Les premières accusations visant les philosophes émanaient des contre-révolutionnaires, qui dénonçaient leur lutte contre le trône et l’autel. L’abbé Royou estimait ainsi, en 1791, que «la philosophie [avait] jeté les fondements de la Révolution en rétrécissant les esprits par l’égoïsme ; en corrompant les coeurs par l’impiété et la débauche». Dans l’autre camp, le savant et sage Condorcet affirmait lui-même dans Esquisse d’un tableau historique des progrès de l’esprit humain, paru après sa mort, qu’«avant d’avoir été politique, la Révolution a été intellectuelle […], la philosophie [ayant] dirigé les principes de la Révolution ». Mais pouvait-on prêter réellement à Montesquieu et à Voltaire de telles intentions ? Dans ses Mémoires pour servir à l’histoire du jacobinisme, publiés en 1797, l’abbé Barruel, prêtre jésuite et essayiste polémiste, prétendit que les philosophes des Lumières avaient sciemment ourdi un complot visant à la destruction de la religion et de la monarchie.
Une théorie qui relève du fantasme. Même Rousseau, le plus «démocrate» de tous, n’a jamais prôné une révolution pour abattre l’ordre existant, rappelle Edmond Dziembowski. «Les philosophes, prétendus révolutionnaires, étaient en réalité des réformateurs, intégrés dans la société d’Ancien Régime, dit l’historien. Le seul qui a sans doute compris qu’un monde allait disparaître est Diderot qui, en 1780, fit une analyse lucide de la révolution américaine, prélude à ses yeux de grands changements en Europe. Mais, à aucun moment, il n’appela ses compatriotes aux armes contre une “tyrannie”. On le voit, on est très loin d’une conspiration de l’intelligentsia !»

## CONSIGNE
Poursuivez, s'il vous plaît, le texte sur les Lumières et la Révolution à partir de sa dernière phrase. La liste qui suit n'a aucun lien avec le texte sur les Lumières et la Révolution.

Données de position des éléments
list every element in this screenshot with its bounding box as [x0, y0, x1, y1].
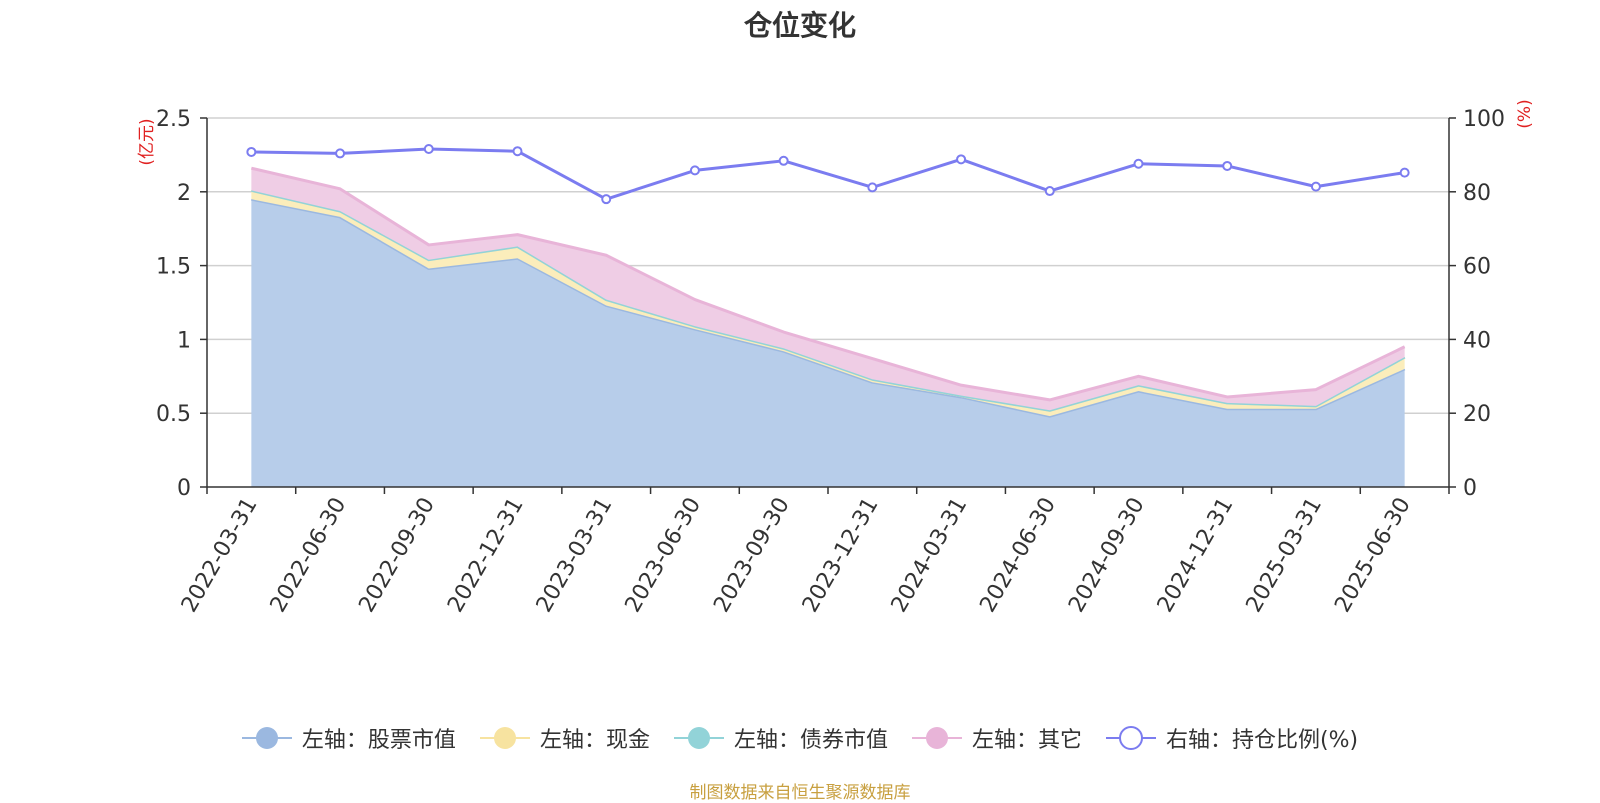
legend-item[interactable]: 右轴：持仓比例(%)	[1105, 722, 1359, 754]
x-tick-label: 2022-06-30	[266, 494, 352, 617]
x-tick-label: 2024-03-31	[887, 494, 973, 617]
legend-item[interactable]: 左轴：其它	[911, 722, 1082, 754]
legend-label: 右轴：持仓比例(%)	[1165, 728, 1359, 753]
x-tick-label: 2024-09-30	[1064, 494, 1150, 617]
ratio-point	[1133, 158, 1144, 169]
legend-item[interactable]: 左轴：债券市值	[673, 722, 888, 754]
legend-label: 左轴：现金	[539, 728, 650, 753]
ratio-point	[335, 148, 346, 159]
data-source-note: 制图数据来自恒生聚源数据库	[689, 783, 911, 803]
right-tick-label: 0	[1463, 476, 1477, 501]
left-tick-label: 2.5	[156, 107, 191, 132]
left-tick-label: 0	[177, 476, 191, 501]
ratio-point	[246, 146, 257, 157]
ratio-point	[867, 182, 878, 193]
area-series-3	[251, 168, 1405, 411]
legend-circle-icon	[479, 727, 530, 749]
right-tick-label: 100	[1463, 107, 1505, 132]
ratio-point	[423, 143, 434, 154]
legend-hollow-circle-icon	[1105, 726, 1156, 750]
ratio-point	[1044, 186, 1055, 197]
right-tick-label: 80	[1463, 181, 1491, 206]
x-tick-label: 2022-03-31	[177, 494, 263, 617]
legend-label: 左轴：股票市值	[301, 728, 456, 753]
right-tick-label: 60	[1463, 255, 1491, 280]
x-tick-label: 2024-12-31	[1153, 494, 1239, 617]
ratio-point	[956, 154, 967, 165]
ratio-point	[1222, 160, 1233, 171]
left-tick-label: 1.5	[156, 255, 191, 280]
ratio-point	[1399, 167, 1410, 178]
x-tick-label: 2022-12-31	[443, 494, 529, 617]
legend-label: 左轴：债券市值	[733, 728, 888, 753]
area-line-series-3	[251, 166, 1406, 402]
ratio-point	[512, 146, 523, 157]
chart-title: 仓位变化	[743, 9, 856, 42]
legend-circle-icon	[911, 727, 962, 749]
legend-circle-icon	[241, 727, 292, 749]
left-axis-unit-label: (亿元)	[137, 118, 157, 165]
left-tick-label: 0.5	[156, 402, 191, 427]
ratio-point	[1310, 181, 1321, 192]
legend-item[interactable]: 左轴：股票市值	[241, 722, 456, 754]
ratio-line	[251, 147, 1405, 201]
right-axis-unit-label: (%)	[1515, 99, 1535, 128]
ratio-point	[689, 165, 700, 176]
left-tick-label: 2	[177, 181, 191, 206]
right-tick-label: 20	[1463, 402, 1491, 427]
x-tick-label: 2022-09-30	[354, 494, 440, 617]
ratio-point	[778, 155, 789, 166]
x-tick-label: 2024-06-30	[975, 494, 1061, 617]
x-tick-label: 2025-06-30	[1330, 494, 1416, 617]
chart-legend: 左轴：股票市值 左轴：现金 左轴：债券市值 左轴：其它 右轴：持仓比例(%)	[0, 722, 1600, 754]
left-tick-label: 1	[177, 328, 191, 353]
legend-label: 左轴：其它	[971, 728, 1082, 753]
x-tick-label: 2023-09-30	[709, 494, 795, 617]
legend-circle-icon	[673, 727, 724, 749]
right-tick-label: 40	[1463, 328, 1491, 353]
legend-item[interactable]: 左轴：现金	[479, 722, 650, 754]
x-tick-label: 2025-03-31	[1242, 494, 1328, 617]
x-tick-label: 2023-06-30	[621, 494, 707, 617]
ratio-point	[601, 194, 612, 205]
x-tick-label: 2023-12-31	[798, 494, 884, 617]
x-tick-label: 2023-03-31	[532, 494, 618, 617]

## RÉSULTAT ATTENDU
Les protestants jugés suspects
Autres suspects de choix : les cultes en minorité dans une France catholique. Dans Les Véritables auteurs de la Révolution de France, paru en 1797, l’activiste royaliste François-Nicolas Sourdat affirmait que la Révolution était le produit de «la conjuration ancienne profondément ourdie par les calvinistes contre la religion et la monarchie». Il partageait la théorie du juriste et journaliste Galart de Montjoie qui prêtait aux protestants et à «leur secte» la même conduite que les révolutionnaires et fustigeait leur «double identité».
Mais pourquoi les protestants, qui bénéficiaient depuis 1787 d’un édit de tolérance royal leur accordant un état civil et le droit de vivre en France sans être inquiétés en raison de leur religion, auraient-ils encouragé une révolution ? Les réformés avaient beau ne s’être rebellés ni durant la Fronde, ni après la révocation de l’édit de Nantes, les soupçons les concernant étaient aussi vieux que le protestantisme ! «Déjà au XVIe siècle on les imaginait fomenter un projet républicain, observe Edmond Dziembowski. On extrapola les propositions de théologiens réformés qui, tel Duplessis-Mornay, plaidaient pour une monarchie tempérée.
Pour ceux qui leur faisaient ce procès, 1789 était l’aboutissement d’un projet de vengeance cent ans après la révocation de l’édit de Nantes. Sans compter que le principal ministre, Necker, était protestant et originaire de la république de Genève. Populaire parce que réformateur, tenant compte de l’opinion publique, il était dangereux pour les tenants de la monarchie absolue.» En 1790, dans Les Conspirateurs démasqués, le royaliste en exil Antoine Ferrand accusa Necker d’avoir provoqué la pénurie alimentaire de 1789 en ayant attiré près de 15 000 ouvriers étrangers aux portes de Paris. Ignorant l’accident météorologique de 1788 – un orage homérique qui ravagea la France le 13 juillet –, véritable responsable du saccage des récoltes et de la disette, Ferrand réécrivait l’histoire. Il jouait «sur un sentiment antiprotestant d’une partie de la population et du clergé, poursuit Dziembowski. Puis, la société se déchristianisant, cette théorie passa au second plan».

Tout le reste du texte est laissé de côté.